= PROMPT =
Among the entries below, count the lines where the string "label" occurs, and give only the number.

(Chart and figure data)
● ● ● ●

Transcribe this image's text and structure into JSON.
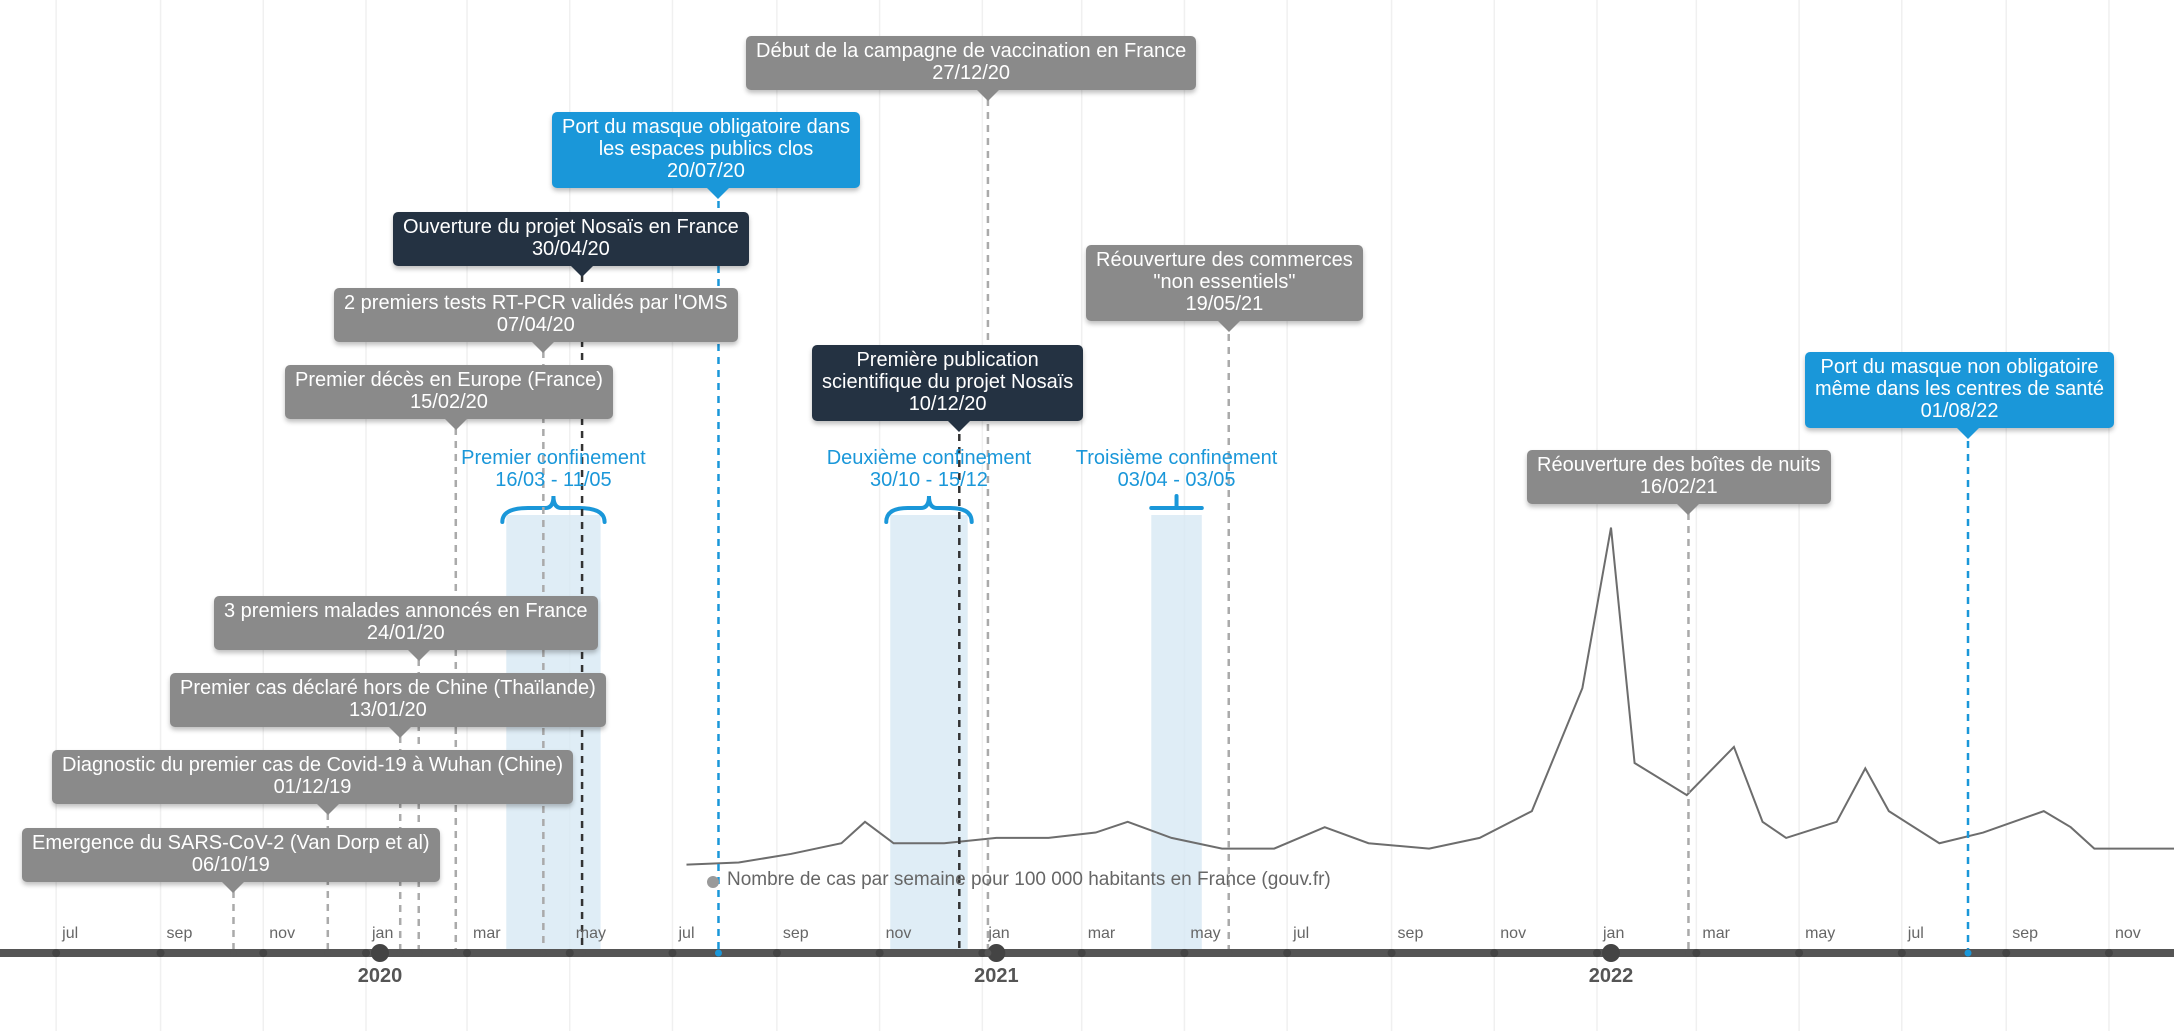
{
  "colors": {
    "gray_box": "#8a8a8a",
    "dark_box": "#243242",
    "blue_box": "#1a97d9",
    "shade": "#d7e8f4",
    "axis": "#555555"
  },
  "axis": {
    "months": [
      "jul",
      "sep",
      "nov",
      "jan",
      "mar",
      "may",
      "jul",
      "sep",
      "nov",
      "jan",
      "mar",
      "may",
      "jul",
      "sep",
      "nov",
      "jan",
      "mar",
      "may",
      "jul",
      "sep",
      "nov"
    ],
    "years": [
      "2020",
      "2021",
      "2022"
    ]
  },
  "events": [
    {
      "title": "Emergence du SARS-CoV-2 (Van Dorp et al)",
      "date": "06/10/19",
      "style": "gray"
    },
    {
      "title": "Diagnostic du premier cas de Covid-19 à Wuhan (Chine)",
      "date": "01/12/19",
      "style": "gray"
    },
    {
      "title": "Premier cas déclaré hors de Chine (Thaïlande)",
      "date": "13/01/20",
      "style": "gray"
    },
    {
      "title": "3 premiers malades annoncés en France",
      "date": "24/01/20",
      "style": "gray"
    },
    {
      "title": "Premier décès en Europe (France)",
      "date": "15/02/20",
      "style": "gray"
    },
    {
      "title": "2 premiers tests RT-PCR validés par l'OMS",
      "date": "07/04/20",
      "style": "gray"
    },
    {
      "title": "Ouverture du projet Nosaïs en France",
      "date": "30/04/20",
      "style": "dark"
    },
    {
      "title": "Port du masque obligatoire dans\nles espaces publics clos",
      "date": "20/07/20",
      "style": "blue"
    },
    {
      "title": "Début de la campagne de vaccination en France",
      "date": "27/12/20",
      "style": "gray"
    },
    {
      "title": "Première publication\nscientifique du projet Nosaïs",
      "date": "10/12/20",
      "style": "dark"
    },
    {
      "title": "Réouverture des commerces\n\"non essentiels\"",
      "date": "19/05/21",
      "style": "gray"
    },
    {
      "title": "Réouverture des boîtes de nuits",
      "date": "16/02/21",
      "style": "gray"
    },
    {
      "title": "Port du  masque  non obligatoire\nmême dans les centres de santé",
      "date": "01/08/22",
      "style": "blue"
    }
  ],
  "periods": [
    {
      "label": "Premier confinement",
      "range": "16/03 - 11/05"
    },
    {
      "label": "Deuxième confinement",
      "range": "30/10 - 15/12"
    },
    {
      "label": "Troisième confinement",
      "range": "03/04 - 03/05"
    }
  ],
  "chart_data": {
    "type": "line",
    "series": [
      {
        "name": "Nombre de cas par semaine pour 100 000 habitants en France (gouv.fr)",
        "x": [
          "2020-07-01",
          "2020-08-01",
          "2020-09-01",
          "2020-10-01",
          "2020-10-15",
          "2020-11-01",
          "2020-12-01",
          "2021-01-01",
          "2021-02-01",
          "2021-03-01",
          "2021-03-20",
          "2021-04-15",
          "2021-05-15",
          "2021-06-15",
          "2021-07-15",
          "2021-08-10",
          "2021-09-15",
          "2021-10-15",
          "2021-11-15",
          "2021-12-15",
          "2022-01-01",
          "2022-01-15",
          "2022-02-15",
          "2022-03-15",
          "2022-04-01",
          "2022-04-15",
          "2022-05-15",
          "2022-06-01",
          "2022-06-15",
          "2022-07-15",
          "2022-08-10",
          "2022-09-15",
          "2022-10-01",
          "2022-10-15",
          "2022-11-15",
          "2022-12-15"
        ],
        "values": [
          5,
          7,
          15,
          25,
          45,
          25,
          25,
          30,
          30,
          35,
          45,
          30,
          20,
          20,
          40,
          25,
          20,
          30,
          55,
          170,
          320,
          100,
          70,
          115,
          45,
          30,
          45,
          95,
          55,
          25,
          35,
          55,
          40,
          20,
          20,
          20
        ]
      }
    ],
    "legend_position": "bottom-left"
  }
}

● ● ● ●

= RESULT OF THIS TASK =
3